Your goal: Every record must be repeated exactly, with no omission.

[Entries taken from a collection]
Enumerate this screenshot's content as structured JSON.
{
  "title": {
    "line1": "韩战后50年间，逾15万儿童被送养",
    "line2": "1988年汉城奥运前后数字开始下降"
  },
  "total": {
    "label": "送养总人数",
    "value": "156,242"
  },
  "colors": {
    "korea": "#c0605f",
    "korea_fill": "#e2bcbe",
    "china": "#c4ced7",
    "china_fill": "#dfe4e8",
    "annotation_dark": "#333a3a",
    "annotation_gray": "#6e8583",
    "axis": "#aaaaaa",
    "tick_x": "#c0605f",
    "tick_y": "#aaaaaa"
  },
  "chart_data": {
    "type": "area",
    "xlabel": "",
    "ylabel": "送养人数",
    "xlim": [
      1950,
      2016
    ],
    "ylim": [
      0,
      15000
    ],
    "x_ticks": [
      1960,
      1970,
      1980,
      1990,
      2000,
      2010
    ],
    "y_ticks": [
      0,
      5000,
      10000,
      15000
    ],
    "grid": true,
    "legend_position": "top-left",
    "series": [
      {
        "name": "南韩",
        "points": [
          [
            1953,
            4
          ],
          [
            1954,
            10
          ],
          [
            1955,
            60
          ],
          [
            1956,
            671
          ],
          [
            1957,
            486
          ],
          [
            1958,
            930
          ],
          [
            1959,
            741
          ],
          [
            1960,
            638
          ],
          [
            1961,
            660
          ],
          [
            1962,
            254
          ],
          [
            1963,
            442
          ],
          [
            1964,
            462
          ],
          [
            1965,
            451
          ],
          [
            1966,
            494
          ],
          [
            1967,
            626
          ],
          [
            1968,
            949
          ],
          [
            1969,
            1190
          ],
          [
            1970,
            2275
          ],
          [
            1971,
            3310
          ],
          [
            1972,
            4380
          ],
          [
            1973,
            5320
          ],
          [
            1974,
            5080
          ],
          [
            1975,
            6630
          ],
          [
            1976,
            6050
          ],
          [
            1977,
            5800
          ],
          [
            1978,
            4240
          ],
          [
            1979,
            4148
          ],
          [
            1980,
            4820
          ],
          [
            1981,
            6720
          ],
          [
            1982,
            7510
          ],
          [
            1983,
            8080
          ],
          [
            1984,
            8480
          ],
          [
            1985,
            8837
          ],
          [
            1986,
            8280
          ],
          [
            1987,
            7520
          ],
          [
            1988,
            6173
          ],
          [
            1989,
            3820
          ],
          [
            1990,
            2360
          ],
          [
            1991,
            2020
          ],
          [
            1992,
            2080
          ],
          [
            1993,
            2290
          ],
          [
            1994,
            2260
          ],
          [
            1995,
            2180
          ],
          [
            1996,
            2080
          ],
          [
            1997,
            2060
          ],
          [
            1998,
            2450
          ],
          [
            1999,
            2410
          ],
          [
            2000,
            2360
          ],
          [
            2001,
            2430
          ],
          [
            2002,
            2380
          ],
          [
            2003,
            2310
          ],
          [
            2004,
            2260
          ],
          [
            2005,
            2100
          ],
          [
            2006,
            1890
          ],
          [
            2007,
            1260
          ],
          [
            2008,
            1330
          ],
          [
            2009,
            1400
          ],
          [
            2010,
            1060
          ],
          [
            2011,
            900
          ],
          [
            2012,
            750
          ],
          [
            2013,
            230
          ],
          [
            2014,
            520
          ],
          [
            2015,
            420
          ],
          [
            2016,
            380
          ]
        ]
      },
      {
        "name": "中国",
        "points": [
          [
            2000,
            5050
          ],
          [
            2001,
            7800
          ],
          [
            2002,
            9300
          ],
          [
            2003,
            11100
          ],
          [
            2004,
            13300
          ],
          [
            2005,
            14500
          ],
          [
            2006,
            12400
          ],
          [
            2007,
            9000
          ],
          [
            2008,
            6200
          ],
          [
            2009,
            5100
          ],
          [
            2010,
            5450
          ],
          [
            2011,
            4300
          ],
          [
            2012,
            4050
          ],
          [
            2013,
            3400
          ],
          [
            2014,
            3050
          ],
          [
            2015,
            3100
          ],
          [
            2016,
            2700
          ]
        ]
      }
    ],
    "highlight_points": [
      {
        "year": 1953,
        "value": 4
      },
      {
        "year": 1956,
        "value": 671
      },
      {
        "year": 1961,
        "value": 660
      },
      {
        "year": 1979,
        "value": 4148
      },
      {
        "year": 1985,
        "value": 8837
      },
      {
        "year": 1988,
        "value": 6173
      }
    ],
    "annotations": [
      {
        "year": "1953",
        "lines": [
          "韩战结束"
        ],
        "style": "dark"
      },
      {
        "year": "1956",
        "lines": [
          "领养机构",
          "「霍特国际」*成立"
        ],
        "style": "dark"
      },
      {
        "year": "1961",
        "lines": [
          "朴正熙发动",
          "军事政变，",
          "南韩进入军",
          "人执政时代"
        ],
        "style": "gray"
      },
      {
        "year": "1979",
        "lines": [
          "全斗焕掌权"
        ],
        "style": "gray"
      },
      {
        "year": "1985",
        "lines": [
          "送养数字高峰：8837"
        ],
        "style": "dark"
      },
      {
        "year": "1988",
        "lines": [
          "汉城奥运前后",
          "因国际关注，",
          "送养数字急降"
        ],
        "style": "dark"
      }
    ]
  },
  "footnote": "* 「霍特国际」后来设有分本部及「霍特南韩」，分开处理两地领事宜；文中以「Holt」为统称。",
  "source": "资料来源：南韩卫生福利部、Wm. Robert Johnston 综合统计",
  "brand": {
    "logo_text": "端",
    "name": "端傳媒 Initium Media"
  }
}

Solution:
Enumerate this screenshot's content as structured JSON.
{
  "title": {
    "line1": "韩战后50年间，逾15万儿童被送养",
    "line2": "1988年汉城奥运前后数字开始下降"
  },
  "total": {
    "label": "送养总人数",
    "value": "156,242"
  },
  "colors": {
    "korea": "#c0605f",
    "korea_fill": "#e2bcbe",
    "china": "#c4ced7",
    "china_fill": "#dfe4e8",
    "annotation_dark": "#333a3a",
    "annotation_gray": "#6e8583",
    "axis": "#aaaaaa",
    "tick_x": "#c0605f",
    "tick_y": "#aaaaaa"
  },
  "chart_data": {
    "type": "area",
    "xlabel": "",
    "ylabel": "送养人数",
    "xlim": [
      1950,
      2016
    ],
    "ylim": [
      0,
      15000
    ],
    "x_ticks": [
      1960,
      1970,
      1980,
      1990,
      2000,
      2010
    ],
    "y_ticks": [
      0,
      5000,
      10000,
      15000
    ],
    "grid": true,
    "legend_position": "top-left",
    "series": [
      {
        "name": "南韩",
        "points": [
          [
            1953,
            4
          ],
          [
            1954,
            10
          ],
          [
            1955,
            60
          ],
          [
            1956,
            671
          ],
          [
            1957,
            486
          ],
          [
            1958,
            930
          ],
          [
            1959,
            741
          ],
          [
            1960,
            638
          ],
          [
            1961,
            660
          ],
          [
            1962,
            254
          ],
          [
            1963,
            442
          ],
          [
            1964,
            462
          ],
          [
            1965,
            451
          ],
          [
            1966,
            494
          ],
          [
            1967,
            626
          ],
          [
            1968,
            949
          ],
          [
            1969,
            1190
          ],
          [
            1970,
            2275
          ],
          [
            1971,
            3310
          ],
          [
            1972,
            4380
          ],
          [
            1973,
            5320
          ],
          [
            1974,
            5080
          ],
          [
            1975,
            6630
          ],
          [
            1976,
            6050
          ],
          [
            1977,
            5800
          ],
          [
            1978,
            4240
          ],
          [
            1979,
            4148
          ],
          [
            1980,
            4820
          ],
          [
            1981,
            6720
          ],
          [
            1982,
            7510
          ],
          [
            1983,
            8080
          ],
          [
            1984,
            8480
          ],
          [
            1985,
            8837
          ],
          [
            1986,
            8280
          ],
          [
            1987,
            7520
          ],
          [
            1988,
            6173
          ],
          [
            1989,
            3820
          ],
          [
            1990,
            2360
          ],
          [
            1991,
            2020
          ],
          [
            1992,
            2080
          ],
          [
            1993,
            2290
          ],
          [
            1994,
            2260
          ],
          [
            1995,
            2180
          ],
          [
            1996,
            2080
          ],
          [
            1997,
            2060
          ],
          [
            1998,
            2450
          ],
          [
            1999,
            2410
          ],
          [
            2000,
            2360
          ],
          [
            2001,
            2430
          ],
          [
            2002,
            2380
          ],
          [
            2003,
            2310
          ],
          [
            2004,
            2260
          ],
          [
            2005,
            2100
          ],
          [
            2006,
            1890
          ],
          [
            2007,
            1260
          ],
          [
            2008,
            1330
          ],
          [
            2009,
            1400
          ],
          [
            2010,
            1060
          ],
          [
            2011,
            900
          ],
          [
            2012,
            750
          ],
          [
            2013,
            230
          ],
          [
            2014,
            520
          ],
          [
            2015,
            420
          ],
          [
            2016,
            380
          ]
        ]
      },
      {
        "name": "中国",
        "points": [
          [
            2000,
            5050
          ],
          [
            2001,
            7800
          ],
          [
            2002,
            9300
          ],
          [
            2003,
            11100
          ],
          [
            2004,
            13300
          ],
          [
            2005,
            14500
          ],
          [
            2006,
            12400
          ],
          [
            2007,
            9000
          ],
          [
            2008,
            6200
          ],
          [
            2009,
            5100
          ],
          [
            2010,
            5450
          ],
          [
            2011,
            4300
          ],
          [
            2012,
            4050
          ],
          [
            2013,
            3400
          ],
          [
            2014,
            3050
          ],
          [
            2015,
            3100
          ],
          [
            2016,
            2700
          ]
        ]
      }
    ],
    "highlight_points": [
      {
        "year": 1953,
        "value": 4
      },
      {
        "year": 1956,
        "value": 671
      },
      {
        "year": 1961,
        "value": 660
      },
      {
        "year": 1979,
        "value": 4148
      },
      {
        "year": 1985,
        "value": 8837
      },
      {
        "year": 1988,
        "value": 6173
      }
    ],
    "annotations": [
      {
        "year": "1953",
        "lines": [
          "韩战结束"
        ],
        "style": "dark"
      },
      {
        "year": "1956",
        "lines": [
          "领养机构",
          "「霍特国际」*成立"
        ],
        "style": "dark"
      },
      {
        "year": "1961",
        "lines": [
          "朴正熙发动",
          "军事政变，",
          "南韩进入军",
          "人执政时代"
        ],
        "style": "gray"
      },
      {
        "year": "1979",
        "lines": [
          "全斗焕掌权"
        ],
        "style": "gray"
      },
      {
        "year": "1985",
        "lines": [
          "送养数字高峰：8837"
        ],
        "style": "dark"
      },
      {
        "year": "1988",
        "lines": [
          "汉城奥运前后",
          "因国际关注，",
          "送养数字急降"
        ],
        "style": "dark"
      }
    ]
  },
  "footnote": "* 「霍特国际」后来设有分本部及「霍特南韩」，分开处理两地领事宜；文中以「Holt」为统称。",
  "source": "资料来源：南韩卫生福利部、Wm. Robert Johnston 综合统计",
  "brand": {
    "logo_text": "端",
    "name": "端傳媒 Initium Media"
  }
}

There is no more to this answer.